The roundtable which was funded/support by innovation for change, aimed at providing the opportunity for Nigerian Civil Society activists, legal practitioners, and social justice advocates to mobilize in the face of an increasingly repressive and hostile working environment, had in attendance representative of the donor community, civil society groups, academia, legal practitioners and the media.
The roundtable during the discussion noted the following observations;
1.Participants at the roundtable commended the efforts of the Nigerian governments to establish enabling laws and policies for the operations of civil society groups in Nigeria.
2.Civic space which was used by individuals and groups to solve problems and improve lives is increasingly shrinking at an alarming rate in Nigeria and in various parts of the World, with only 3 percent of the World’s 7 billion population living in what is described as an open society.
3.Restriction of freedom of association; freedom of expression; freedom of peaceful assembly has resulted in unlawful arrests and detention of civil society actors in Nigeria and in various parts of the World.
4.Poor governance, violence and corruption globally have contributed immensely to the shrinking civic space.

[What the exercise asks] Using the roundtable passage, explain in one to three sentences what the participants said has contributed to the shrinking of civic space.

[Available data]
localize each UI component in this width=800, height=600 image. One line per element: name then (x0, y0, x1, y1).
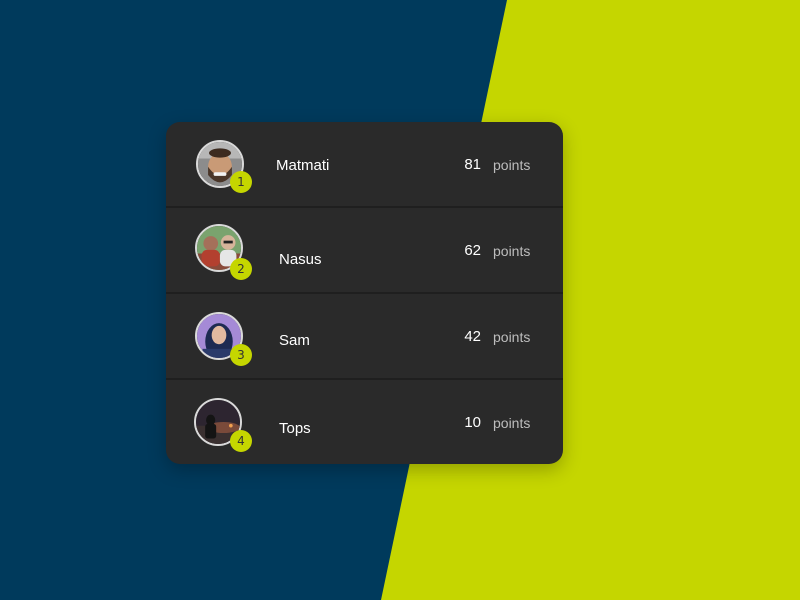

[Exercise output] The participants observed that poor governance, violence and corruption around the world have contributed immensely to the shrinking civic space.